* _SOURCE MATERIAL_:
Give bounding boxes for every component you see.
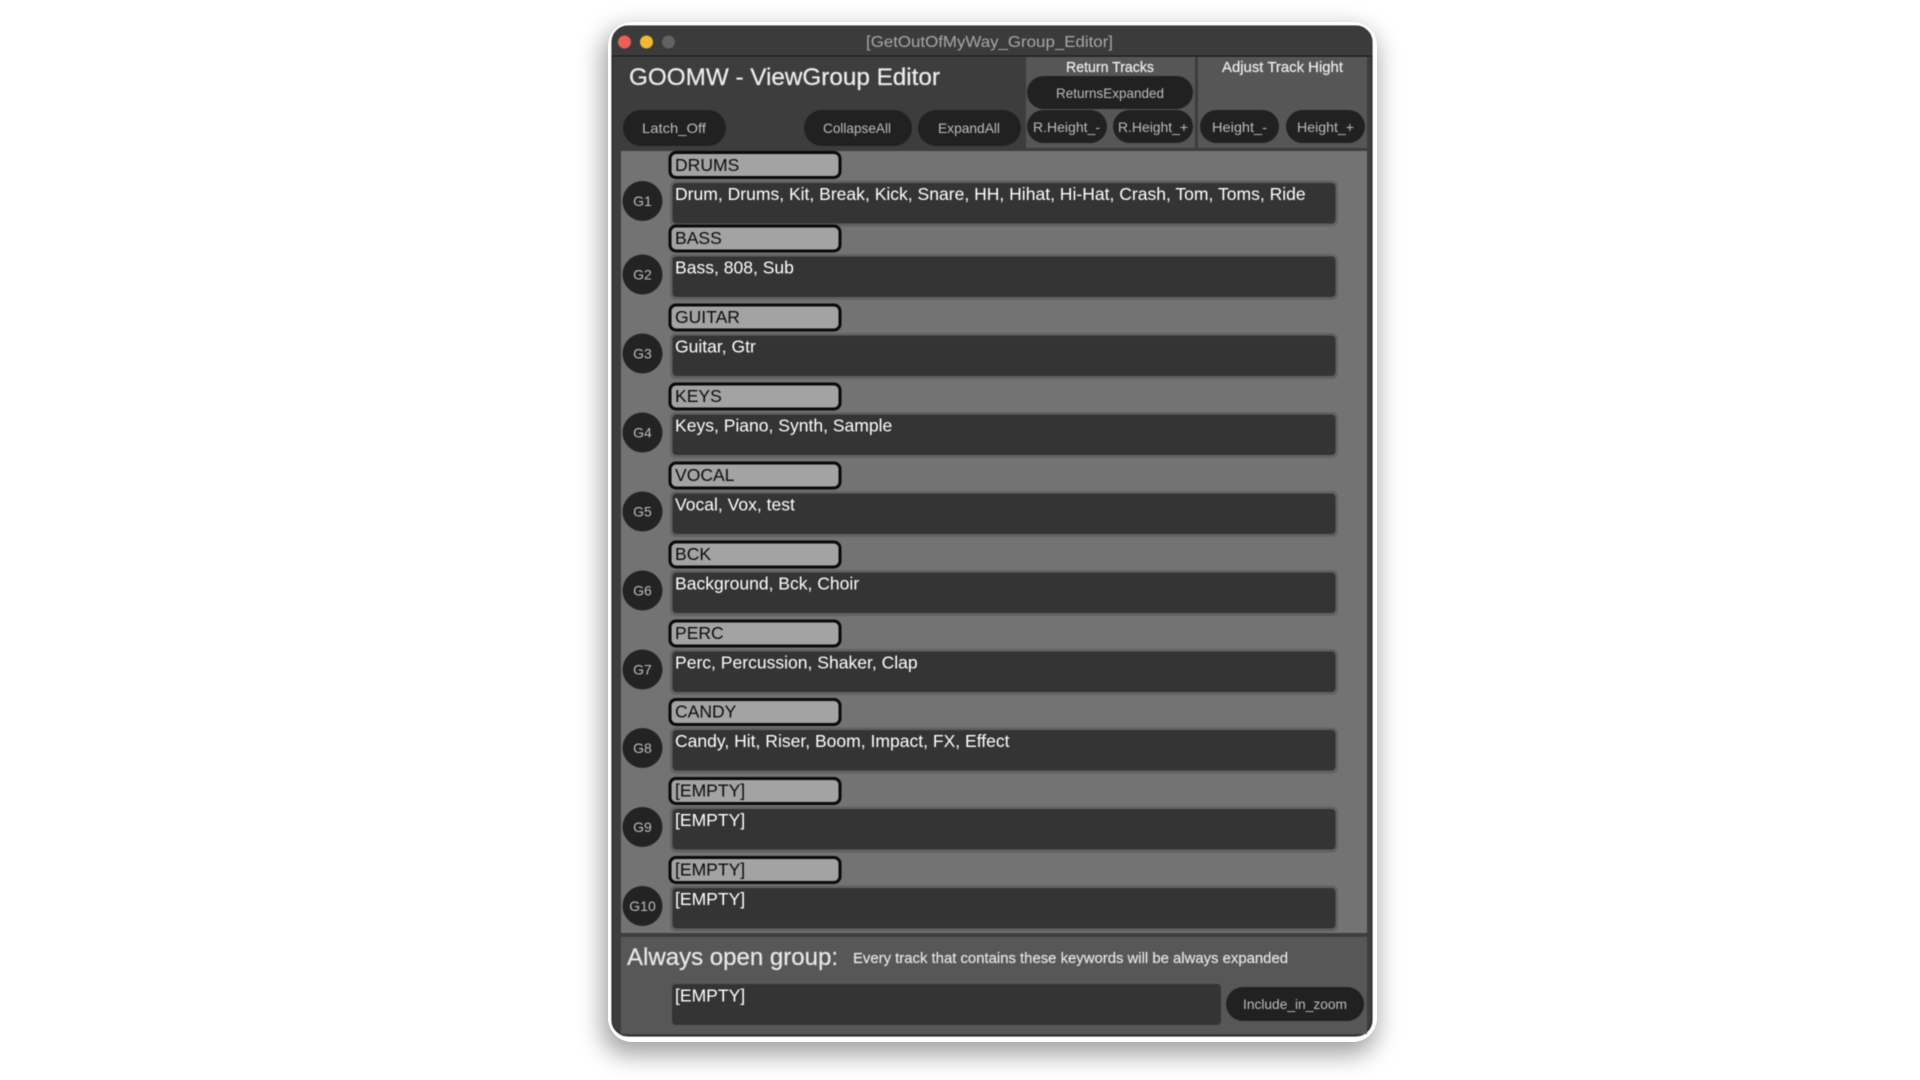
group row G5: G5 [633,504,652,520]
group row G2 [622,226,1338,300]
group row G10: [EMPTY] [675,860,745,880]
group row G10: [EMPTY] [675,889,745,909]
group row G7: PERC [675,623,724,643]
group row G6: Background, Bck, Choir [675,574,859,594]
adjust track height heading: Adjust Track Hight [1222,59,1344,76]
button: R.Height plus [1113,110,1193,143]
panel: groups [621,151,1367,933]
button: Height minus: Height_- [1212,119,1267,135]
button: R.Height plus: R.Height_+ [1118,119,1188,135]
group row G8 [622,700,1338,774]
group row G1: G1 [633,193,652,209]
group row G3: Guitar, Gtr [675,336,756,356]
group row G10 [622,858,1338,932]
heading: GOOMW - ViewGroup Editor [629,64,940,91]
button: Height minus [1200,110,1279,143]
group row G3: GUITAR [675,307,740,327]
group row G7 [622,621,1338,695]
group row G4: KEYS [675,386,722,406]
group row G2: BASS [675,228,722,248]
group row G5: VOCAL [675,465,735,485]
group row G7: G7 [633,662,652,678]
button: CollapseAll [804,110,912,146]
button: ReturnsExpanded [1027,76,1193,109]
button: Include_in_zoom: Include_in_zoom [1243,996,1347,1012]
button: R.Height minus: R.Height_- [1033,119,1100,135]
group row G1: DRUMS [675,155,739,175]
button: ReturnsExpanded: ReturnsExpanded [1056,85,1164,101]
panel: adjust track height [1198,57,1367,148]
group row G9: G9 [633,819,652,835]
group row G5 [622,463,1338,537]
group row G8: CANDY [675,702,737,722]
group row G4: Keys, Piano, Synth, Sample [675,416,892,436]
return tracks heading: Return Tracks [1066,59,1154,76]
group row G3 [622,305,1338,379]
group row G7: Perc, Percussion, Shaker, Clap [675,652,918,672]
group row G9 [622,778,1338,852]
always open keywords field [672,984,1221,1025]
group row G2: Bass, 808, Sub [675,258,794,278]
group row G3: G3 [633,346,652,362]
window title: [GetOutOfMyWay_Group_Editor] [866,34,1113,51]
panel: return tracks [1026,57,1195,148]
group row G5: Vocal, Vox, test [675,494,795,514]
button: Height plus: Height_+ [1297,119,1354,135]
group row G10: G10 [629,898,656,914]
group row G6 [622,542,1338,616]
group row G1: Drum, Drums, Kit, Break, Kick, Snare, HH, Hihat, Hi-Hat, Crash, Tom, Toms, Ride [675,184,1306,204]
group row G6: G6 [633,582,652,598]
group row G8: Candy, Hit, Riser, Boom, Impact, FX, Effect [675,731,1010,751]
button: ExpandAll [918,110,1021,146]
group row G9: [EMPTY] [675,780,745,800]
button: Height plus [1286,110,1365,143]
button: CollapseAll: CollapseAll [823,120,891,136]
window shadow and white frame [608,22,1377,1042]
button: ExpandAll: ExpandAll [938,120,1000,136]
button: Latch_Off [623,110,726,146]
window body [612,26,1372,1036]
group row G9: [EMPTY] [675,810,745,830]
group row G4 [622,384,1338,458]
group row G2: G2 [633,266,652,282]
group row G1 [622,152,1338,226]
title bar [612,26,1372,56]
group row G8: G8 [633,740,652,756]
group row G6: BCK [675,544,711,564]
always open description: Every track that contains these keywords will be always expanded [853,950,1288,967]
panel: always open group [621,937,1367,1034]
group row G4: G4 [633,424,652,440]
button: R.Height minus [1027,110,1107,143]
always open keywords field: [EMPTY] [675,986,745,1006]
button: Include_in_zoom [1226,987,1364,1021]
button: Latch_Off: Latch_Off [642,120,706,136]
always open heading: Always open group: [627,944,838,971]
window controls [618,36,675,48]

* _SET TASK_: Retype every line of the records above word for word, leaving out the pictures.

* _ANSWER TO THE PROBLEM_:
Give bounding boxes for every component you see.
group row G5: G5 [633,504,652,520]
group row G2 [622,226,1338,300]
group row G10: [EMPTY] [675,860,745,880]
group row G10: [EMPTY] [675,889,745,909]
group row G7: PERC [675,623,724,643]
group row G6: Background, Bck, Choir [675,574,859,594]
adjust track height heading: Adjust Track Hight [1222,59,1344,76]
button: R.Height plus [1113,110,1193,143]
panel: groups [621,151,1367,933]
button: Height minus: Height_- [1212,119,1267,135]
button: R.Height plus: R.Height_+ [1118,119,1188,135]
group row G8 [622,700,1338,774]
group row G1: G1 [633,193,652,209]
group row G3: Guitar, Gtr [675,336,756,356]
group row G10 [622,858,1338,932]
heading: GOOMW - ViewGroup Editor [629,64,940,91]
button: Height minus [1200,110,1279,143]
group row G3: GUITAR [675,307,740,327]
group row G7 [622,621,1338,695]
group row G4: KEYS [675,386,722,406]
group row G2: BASS [675,228,722,248]
group row G5: VOCAL [675,465,735,485]
group row G7: G7 [633,662,652,678]
button: CollapseAll [804,110,912,146]
button: ReturnsExpanded [1027,76,1193,109]
button: Include_in_zoom: Include_in_zoom [1243,996,1347,1012]
button: R.Height minus: R.Height_- [1033,119,1100,135]
group row G1: DRUMS [675,155,739,175]
button: ReturnsExpanded: ReturnsExpanded [1056,85,1164,101]
panel: adjust track height [1198,57,1367,148]
group row G9: G9 [633,819,652,835]
group row G5 [622,463,1338,537]
group row G8: CANDY [675,702,737,722]
group row G4: Keys, Piano, Synth, Sample [675,416,892,436]
return tracks heading: Return Tracks [1066,59,1154,76]
group row G3 [622,305,1338,379]
group row G7: Perc, Percussion, Shaker, Clap [675,652,918,672]
group row G9 [622,778,1338,852]
always open keywords field [672,984,1221,1025]
group row G2: Bass, 808, Sub [675,258,794,278]
group row G3: G3 [633,346,652,362]
window title: [GetOutOfMyWay_Group_Editor] [866,34,1113,51]
panel: return tracks [1026,57,1195,148]
group row G5: Vocal, Vox, test [675,494,795,514]
button: Height plus: Height_+ [1297,119,1354,135]
group row G10: G10 [629,898,656,914]
group row G6 [622,542,1338,616]
group row G1: Drum, Drums, Kit, Break, Kick, Snare, HH, Hihat, Hi-Hat, Crash, Tom, Toms, Ride [675,184,1306,204]
group row G6: G6 [633,582,652,598]
group row G8: Candy, Hit, Riser, Boom, Impact, FX, Effect [675,731,1010,751]
button: ExpandAll [918,110,1021,146]
group row G9: [EMPTY] [675,780,745,800]
button: Height plus [1286,110,1365,143]
button: CollapseAll: CollapseAll [823,120,891,136]
window shadow and white frame [608,22,1377,1042]
button: ExpandAll: ExpandAll [938,120,1000,136]
button: Latch_Off [623,110,726,146]
window body [612,26,1372,1036]
group row G9: [EMPTY] [675,810,745,830]
group row G4 [622,384,1338,458]
group row G2: G2 [633,266,652,282]
group row G1 [622,152,1338,226]
title bar [612,26,1372,56]
group row G8: G8 [633,740,652,756]
group row G6: BCK [675,544,711,564]
always open description: Every track that contains these keywords will be always expanded [853,950,1288,967]
panel: always open group [621,937,1367,1034]
group row G4: G4 [633,424,652,440]
button: R.Height minus [1027,110,1107,143]
always open keywords field: [EMPTY] [675,986,745,1006]
button: Include_in_zoom [1226,987,1364,1021]
button: Latch_Off: Latch_Off [642,120,706,136]
always open heading: Always open group: [627,944,838,971]
window controls [618,36,675,48]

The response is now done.